(Transcribed page data)
+---+

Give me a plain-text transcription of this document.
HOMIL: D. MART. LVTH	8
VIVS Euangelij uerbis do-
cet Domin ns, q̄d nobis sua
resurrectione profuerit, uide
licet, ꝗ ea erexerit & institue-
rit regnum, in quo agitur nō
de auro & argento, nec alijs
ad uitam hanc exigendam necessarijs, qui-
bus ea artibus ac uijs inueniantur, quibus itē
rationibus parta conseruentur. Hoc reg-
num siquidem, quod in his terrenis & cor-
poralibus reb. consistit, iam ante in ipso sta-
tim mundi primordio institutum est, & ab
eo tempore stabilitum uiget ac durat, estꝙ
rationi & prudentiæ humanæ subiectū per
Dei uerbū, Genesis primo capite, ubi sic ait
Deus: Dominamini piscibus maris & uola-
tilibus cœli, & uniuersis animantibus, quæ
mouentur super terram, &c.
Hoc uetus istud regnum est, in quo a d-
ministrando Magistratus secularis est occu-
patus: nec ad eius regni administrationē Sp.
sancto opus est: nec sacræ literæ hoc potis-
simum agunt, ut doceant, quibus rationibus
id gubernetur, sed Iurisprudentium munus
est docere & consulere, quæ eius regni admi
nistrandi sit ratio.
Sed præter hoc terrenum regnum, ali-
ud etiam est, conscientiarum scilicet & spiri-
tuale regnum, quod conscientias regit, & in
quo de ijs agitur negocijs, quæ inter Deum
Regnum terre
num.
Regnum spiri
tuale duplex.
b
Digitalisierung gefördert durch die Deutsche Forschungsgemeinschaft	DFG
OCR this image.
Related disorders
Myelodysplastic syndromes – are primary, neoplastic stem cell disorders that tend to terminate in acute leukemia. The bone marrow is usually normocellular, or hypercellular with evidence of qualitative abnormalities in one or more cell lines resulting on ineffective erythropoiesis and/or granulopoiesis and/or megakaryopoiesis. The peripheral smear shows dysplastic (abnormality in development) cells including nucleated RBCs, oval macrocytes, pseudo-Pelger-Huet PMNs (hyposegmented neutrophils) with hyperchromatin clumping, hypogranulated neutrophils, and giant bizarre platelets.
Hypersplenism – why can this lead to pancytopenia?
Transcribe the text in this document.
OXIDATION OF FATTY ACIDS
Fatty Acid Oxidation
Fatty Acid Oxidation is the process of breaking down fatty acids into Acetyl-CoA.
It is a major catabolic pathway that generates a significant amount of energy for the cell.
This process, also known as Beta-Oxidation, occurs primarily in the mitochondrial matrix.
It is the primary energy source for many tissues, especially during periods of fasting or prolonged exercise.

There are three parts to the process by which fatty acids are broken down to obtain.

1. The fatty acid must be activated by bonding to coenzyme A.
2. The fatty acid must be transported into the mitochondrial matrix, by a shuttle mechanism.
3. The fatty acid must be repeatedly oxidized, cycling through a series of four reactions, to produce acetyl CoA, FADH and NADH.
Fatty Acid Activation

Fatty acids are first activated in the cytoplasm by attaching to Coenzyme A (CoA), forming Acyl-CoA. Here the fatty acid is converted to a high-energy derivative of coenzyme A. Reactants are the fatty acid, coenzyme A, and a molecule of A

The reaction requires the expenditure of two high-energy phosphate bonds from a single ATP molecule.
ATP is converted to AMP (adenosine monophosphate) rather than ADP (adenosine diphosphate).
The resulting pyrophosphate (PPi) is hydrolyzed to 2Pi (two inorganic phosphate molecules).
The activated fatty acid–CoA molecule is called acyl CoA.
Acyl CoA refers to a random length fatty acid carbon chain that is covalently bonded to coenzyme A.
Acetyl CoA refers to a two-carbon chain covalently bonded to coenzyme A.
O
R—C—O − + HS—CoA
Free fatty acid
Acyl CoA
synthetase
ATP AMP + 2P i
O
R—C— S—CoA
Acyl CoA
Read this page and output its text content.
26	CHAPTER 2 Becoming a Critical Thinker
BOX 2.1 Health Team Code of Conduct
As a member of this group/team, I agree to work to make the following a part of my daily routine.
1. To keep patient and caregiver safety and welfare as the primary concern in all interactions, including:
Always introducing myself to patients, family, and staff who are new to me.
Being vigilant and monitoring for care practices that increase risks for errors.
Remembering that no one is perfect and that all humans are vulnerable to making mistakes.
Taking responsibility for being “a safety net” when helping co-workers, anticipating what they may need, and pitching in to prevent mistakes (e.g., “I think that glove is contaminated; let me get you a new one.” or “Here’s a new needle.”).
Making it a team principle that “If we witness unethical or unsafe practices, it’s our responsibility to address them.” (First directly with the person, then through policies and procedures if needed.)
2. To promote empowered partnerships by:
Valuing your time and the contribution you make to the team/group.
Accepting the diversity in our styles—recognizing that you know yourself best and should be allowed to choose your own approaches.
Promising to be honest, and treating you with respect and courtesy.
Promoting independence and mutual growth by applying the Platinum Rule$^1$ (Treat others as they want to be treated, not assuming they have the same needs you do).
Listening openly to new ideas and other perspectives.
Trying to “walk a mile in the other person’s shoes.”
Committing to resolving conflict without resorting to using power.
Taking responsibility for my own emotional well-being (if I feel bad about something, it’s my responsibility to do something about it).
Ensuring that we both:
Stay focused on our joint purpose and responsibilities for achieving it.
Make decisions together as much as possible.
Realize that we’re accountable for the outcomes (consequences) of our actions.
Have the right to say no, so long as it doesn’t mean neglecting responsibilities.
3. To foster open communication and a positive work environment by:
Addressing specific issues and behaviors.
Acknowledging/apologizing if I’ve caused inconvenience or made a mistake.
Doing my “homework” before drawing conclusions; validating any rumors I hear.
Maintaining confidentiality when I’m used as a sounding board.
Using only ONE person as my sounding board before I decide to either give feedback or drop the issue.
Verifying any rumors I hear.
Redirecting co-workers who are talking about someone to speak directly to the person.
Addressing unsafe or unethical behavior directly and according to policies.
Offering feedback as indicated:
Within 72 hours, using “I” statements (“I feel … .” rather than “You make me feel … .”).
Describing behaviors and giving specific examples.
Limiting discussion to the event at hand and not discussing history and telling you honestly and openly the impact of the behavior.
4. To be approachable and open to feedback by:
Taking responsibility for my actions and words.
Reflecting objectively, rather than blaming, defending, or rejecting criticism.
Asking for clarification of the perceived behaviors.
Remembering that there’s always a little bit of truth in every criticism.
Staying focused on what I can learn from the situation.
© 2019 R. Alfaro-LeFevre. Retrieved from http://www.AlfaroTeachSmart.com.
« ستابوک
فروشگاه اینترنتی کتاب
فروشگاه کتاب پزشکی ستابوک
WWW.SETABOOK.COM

+---+

### WORK TO BE COMPLETED
Every entry should be reproduced word for word.

### FINAL ANSWER
Give me a plain-text transcription of this document.
HOMIL: D. MART. LVTH	8
VIVS Euangelij uerbis do-
cet Domin ns, q̄d nobis sua
resurrectione profuerit, uide
licet, ꝗ ea erexerit & institue-
rit regnum, in quo agitur nō
de auro & argento, nec alijs
ad uitam hanc exigendam necessarijs, qui-
bus ea artibus ac uijs inueniantur, quibus itē
rationibus parta conseruentur. Hoc reg-
num siquidem, quod in his terrenis & cor-
poralibus reb. consistit, iam ante in ipso sta-
tim mundi primordio institutum est, & ab
eo tempore stabilitum uiget ac durat, estꝙ
rationi & prudentiæ humanæ subiectū per
Dei uerbū, Genesis primo capite, ubi sic ait
Deus: Dominamini piscibus maris & uola-
tilibus cœli, & uniuersis animantibus, quæ
mouentur super terram, &c.
Hoc uetus istud regnum est, in quo a d-
ministrando Magistratus secularis est occu-
patus: nec ad eius regni administrationē Sp.
sancto opus est: nec sacræ literæ hoc potis-
simum agunt, ut doceant, quibus rationibus
id gubernetur, sed Iurisprudentium munus
est docere & consulere, quæ eius regni admi
nistrandi sit ratio.
Sed præter hoc terrenum regnum, ali-
ud etiam est, conscientiarum scilicet & spiri-
tuale regnum, quod conscientias regit, & in
quo de ijs agitur negocijs, quæ inter Deum
Regnum terre
num.
Regnum spiri
tuale duplex.
b
Digitalisierung gefördert durch die Deutsche Forschungsgemeinschaft	DFG
OCR this image.
Related disorders
Myelodysplastic syndromes – are primary, neoplastic stem cell disorders that tend to terminate in acute leukemia. The bone marrow is usually normocellular, or hypercellular with evidence of qualitative abnormalities in one or more cell lines resulting on ineffective erythropoiesis and/or granulopoiesis and/or megakaryopoiesis. The peripheral smear shows dysplastic (abnormality in development) cells including nucleated RBCs, oval macrocytes, pseudo-Pelger-Huet PMNs (hyposegmented neutrophils) with hyperchromatin clumping, hypogranulated neutrophils, and giant bizarre platelets.
Hypersplenism – why can this lead to pancytopenia?
Transcribe the text in this document.
OXIDATION OF FATTY ACIDS
Fatty Acid Oxidation
Fatty Acid Oxidation is the process of breaking down fatty acids into Acetyl-CoA.
It is a major catabolic pathway that generates a significant amount of energy for the cell.
This process, also known as Beta-Oxidation, occurs primarily in the mitochondrial matrix.
It is the primary energy source for many tissues, especially during periods of fasting or prolonged exercise.

There are three parts to the process by which fatty acids are broken down to obtain.

1. The fatty acid must be activated by bonding to coenzyme A.
2. The fatty acid must be transported into the mitochondrial matrix, by a shuttle mechanism.
3. The fatty acid must be repeatedly oxidized, cycling through a series of four reactions, to produce acetyl CoA, FADH and NADH.
Fatty Acid Activation

Fatty acids are first activated in the cytoplasm by attaching to Coenzyme A (CoA), forming Acyl-CoA. Here the fatty acid is converted to a high-energy derivative of coenzyme A. Reactants are the fatty acid, coenzyme A, and a molecule of A

The reaction requires the expenditure of two high-energy phosphate bonds from a single ATP molecule.
ATP is converted to AMP (adenosine monophosphate) rather than ADP (adenosine diphosphate).
The resulting pyrophosphate (PPi) is hydrolyzed to 2Pi (two inorganic phosphate molecules).
The activated fatty acid–CoA molecule is called acyl CoA.
Acyl CoA refers to a random length fatty acid carbon chain that is covalently bonded to coenzyme A.
Acetyl CoA refers to a two-carbon chain covalently bonded to coenzyme A.
O
R—C—O − + HS—CoA
Free fatty acid
Acyl CoA
synthetase
ATP AMP + 2P i
O
R—C— S—CoA
Acyl CoA
Read this page and output its text content.
26	CHAPTER 2 Becoming a Critical Thinker
BOX 2.1 Health Team Code of Conduct
As a member of this group/team, I agree to work to make the following a part of my daily routine.
1. To keep patient and caregiver safety and welfare as the primary concern in all interactions, including:
Always introducing myself to patients, family, and staff who are new to me.
Being vigilant and monitoring for care practices that increase risks for errors.
Remembering that no one is perfect and that all humans are vulnerable to making mistakes.
Taking responsibility for being “a safety net” when helping co-workers, anticipating what they may need, and pitching in to prevent mistakes (e.g., “I think that glove is contaminated; let me get you a new one.” or “Here’s a new needle.”).
Making it a team principle that “If we witness unethical or unsafe practices, it’s our responsibility to address them.” (First directly with the person, then through policies and procedures if needed.)
2. To promote empowered partnerships by:
Valuing your time and the contribution you make to the team/group.
Accepting the diversity in our styles—recognizing that you know yourself best and should be allowed to choose your own approaches.
Promising to be honest, and treating you with respect and courtesy.
Promoting independence and mutual growth by applying the Platinum Rule$^1$ (Treat others as they want to be treated, not assuming they have the same needs you do).
Listening openly to new ideas and other perspectives.
Trying to “walk a mile in the other person’s shoes.”
Committing to resolving conflict without resorting to using power.
Taking responsibility for my own emotional well-being (if I feel bad about something, it’s my responsibility to do something about it).
Ensuring that we both:
Stay focused on our joint purpose and responsibilities for achieving it.
Make decisions together as much as possible.
Realize that we’re accountable for the outcomes (consequences) of our actions.
Have the right to say no, so long as it doesn’t mean neglecting responsibilities.
3. To foster open communication and a positive work environment by:
Addressing specific issues and behaviors.
Acknowledging/apologizing if I’ve caused inconvenience or made a mistake.
Doing my “homework” before drawing conclusions; validating any rumors I hear.
Maintaining confidentiality when I’m used as a sounding board.
Using only ONE person as my sounding board before I decide to either give feedback or drop the issue.
Verifying any rumors I hear.
Redirecting co-workers who are talking about someone to speak directly to the person.
Addressing unsafe or unethical behavior directly and according to policies.
Offering feedback as indicated:
Within 72 hours, using “I” statements (“I feel … .” rather than “You make me feel … .”).
Describing behaviors and giving specific examples.
Limiting discussion to the event at hand and not discussing history and telling you honestly and openly the impact of the behavior.
4. To be approachable and open to feedback by:
Taking responsibility for my actions and words.
Reflecting objectively, rather than blaming, defending, or rejecting criticism.
Asking for clarification of the perceived behaviors.
Remembering that there’s always a little bit of truth in every criticism.
Staying focused on what I can learn from the situation.
© 2019 R. Alfaro-LeFevre. Retrieved from http://www.AlfaroTeachSmart.com.
« ستابوک
فروشگاه اینترنتی کتاب
فروشگاه کتاب پزشکی ستابوک
WWW.SETABOOK.COM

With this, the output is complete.